> Goal
From the records below, copy every line that contains the word "details".
#####
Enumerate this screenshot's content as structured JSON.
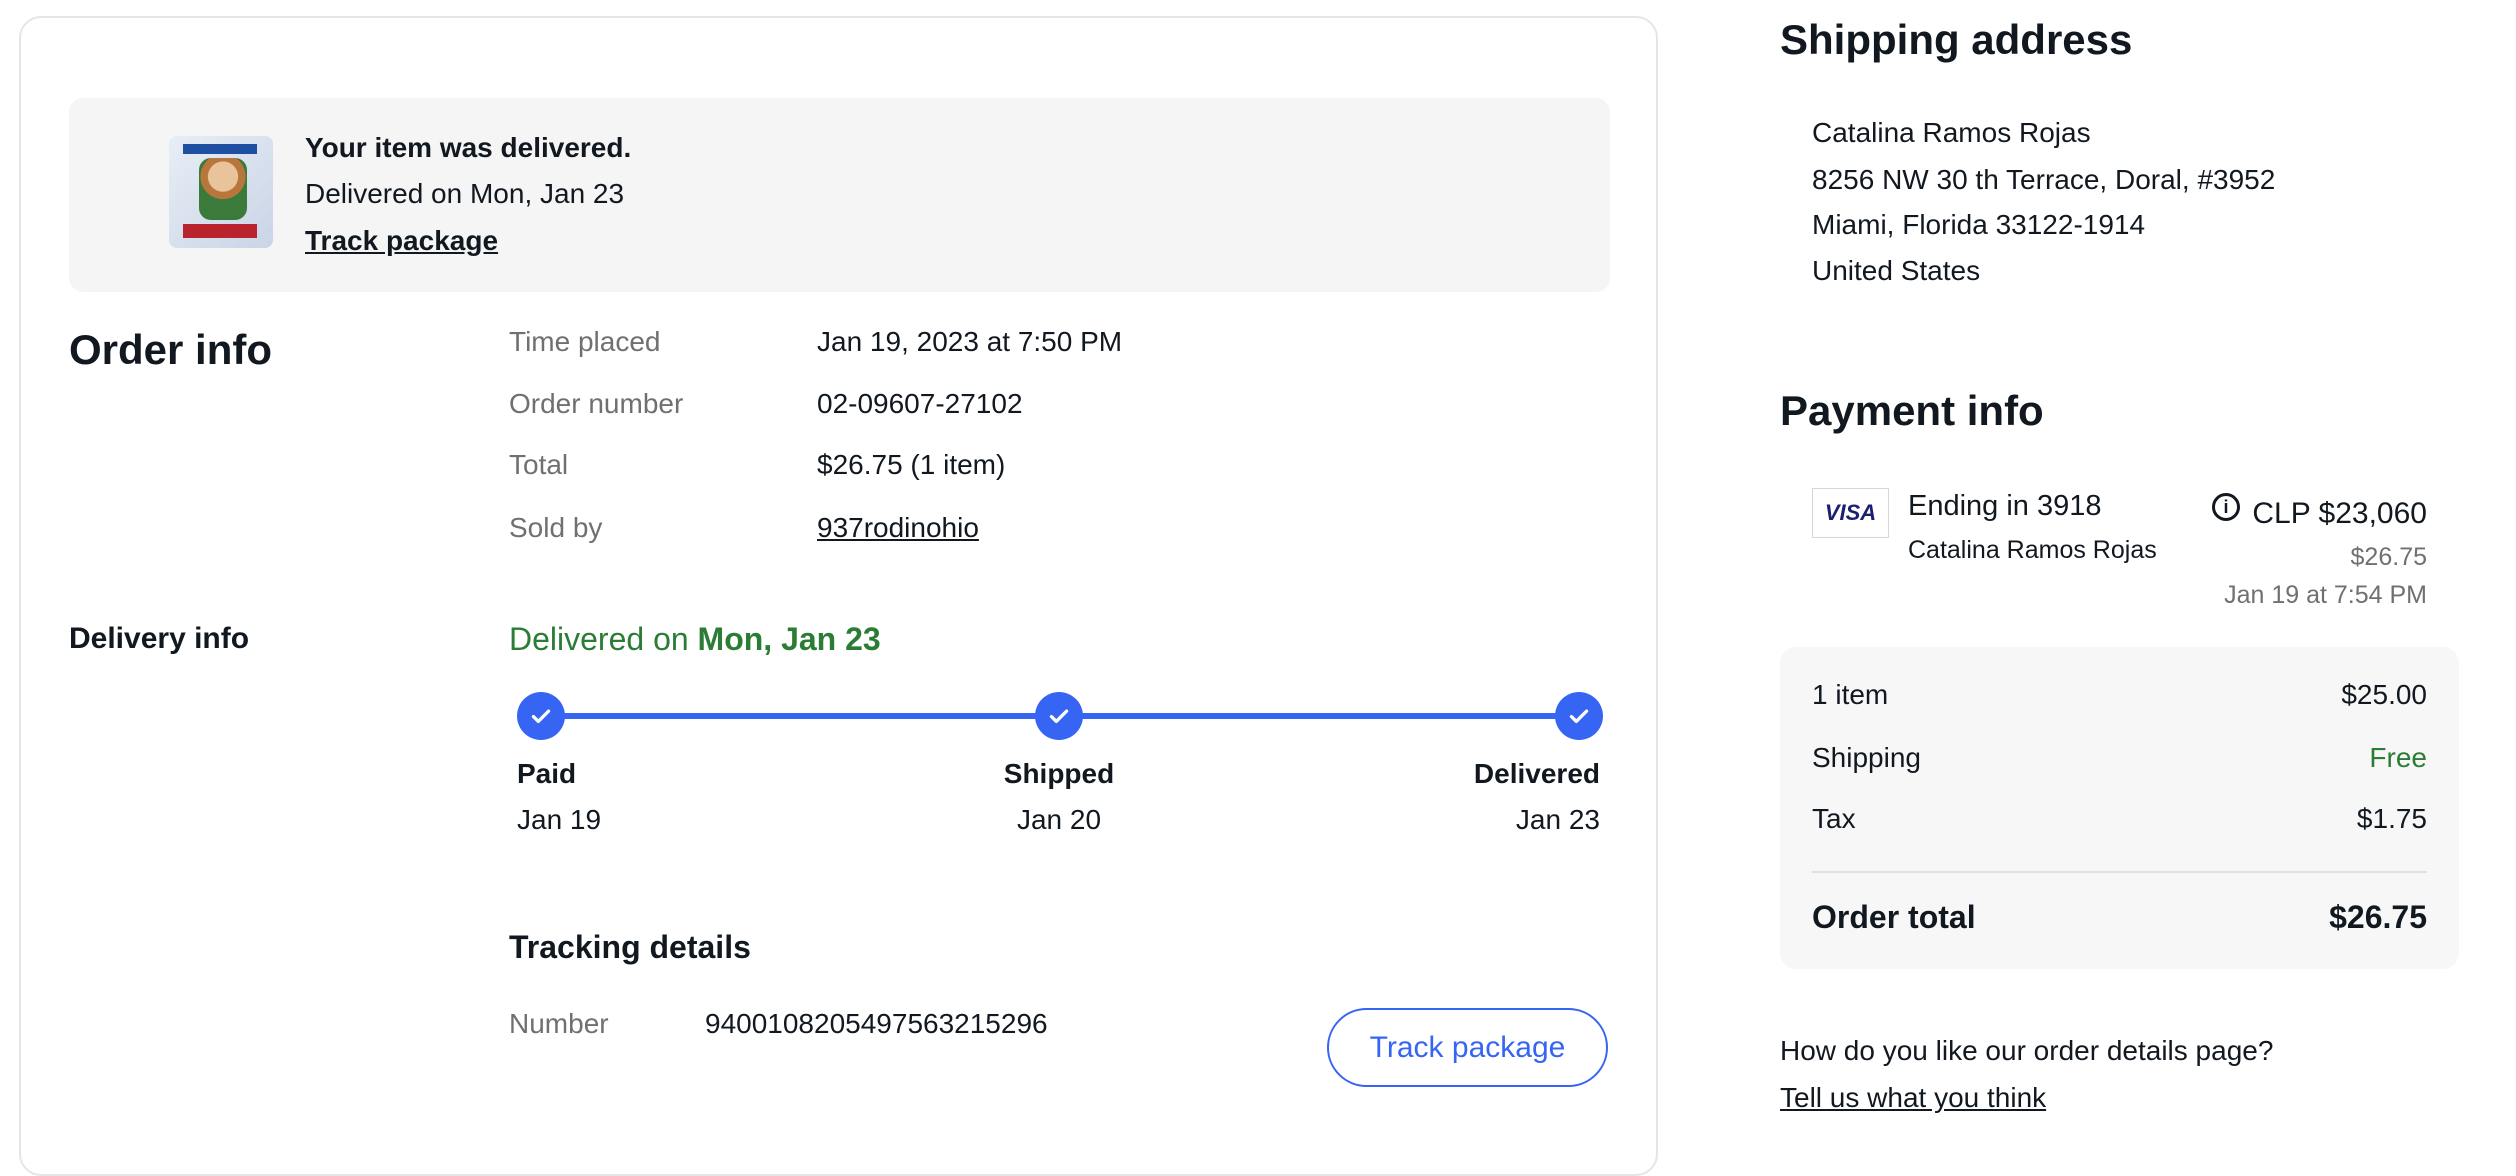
{
  "banner": {
    "title": "Your item was delivered.",
    "subtitle": "Delivered on Mon, Jan 23",
    "track_link": "Track package"
  },
  "order_info": {
    "heading": "Order info",
    "rows": [
      {
        "label": "Time placed",
        "value": "Jan 19, 2023 at 7:50 PM"
      },
      {
        "label": "Order number",
        "value": "02-09607-27102"
      },
      {
        "label": "Total",
        "value": "$26.75 (1 item)"
      },
      {
        "label": "Sold by",
        "value": "937rodinohio"
      }
    ]
  },
  "delivery_info": {
    "heading": "Delivery info",
    "status_prefix": "Delivered on ",
    "status_date": "Mon, Jan 23",
    "steps": [
      {
        "label": "Paid",
        "date": "Jan 19"
      },
      {
        "label": "Shipped",
        "date": "Jan 20"
      },
      {
        "label": "Delivered",
        "date": "Jan 23"
      }
    ],
    "tracking_heading": "Tracking details",
    "number_label": "Number",
    "number_value": "9400108205497563215296",
    "track_button": "Track package"
  },
  "shipping_address": {
    "heading": "Shipping address",
    "lines": [
      "Catalina Ramos Rojas",
      "8256 NW 30 th Terrace, Doral, #3952",
      "Miami, Florida 33122-1914",
      "United States"
    ]
  },
  "payment_info": {
    "heading": "Payment info",
    "card_brand": "VISA",
    "card_ending": "Ending in 3918",
    "card_holder": "Catalina Ramos Rojas",
    "charged_amount": "CLP $23,060",
    "usd_amount": "$26.75",
    "charged_time": "Jan 19 at 7:54 PM"
  },
  "summary": {
    "rows": [
      {
        "label": "1 item",
        "value": "$25.00"
      },
      {
        "label": "Shipping",
        "value": "Free"
      },
      {
        "label": "Tax",
        "value": "$1.75"
      }
    ],
    "total_label": "Order total",
    "total_value": "$26.75"
  },
  "feedback": {
    "question": "How do you like our order details page?",
    "link": "Tell us what you think"
  },
  "colors": {
    "accent": "#3665f3",
    "success": "#2b7d36",
    "text": "#111820",
    "muted": "#707070"
  }
}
#####
> Full answer
    "tracking_heading": "Tracking details",
    "question": "How do you like our order details page?",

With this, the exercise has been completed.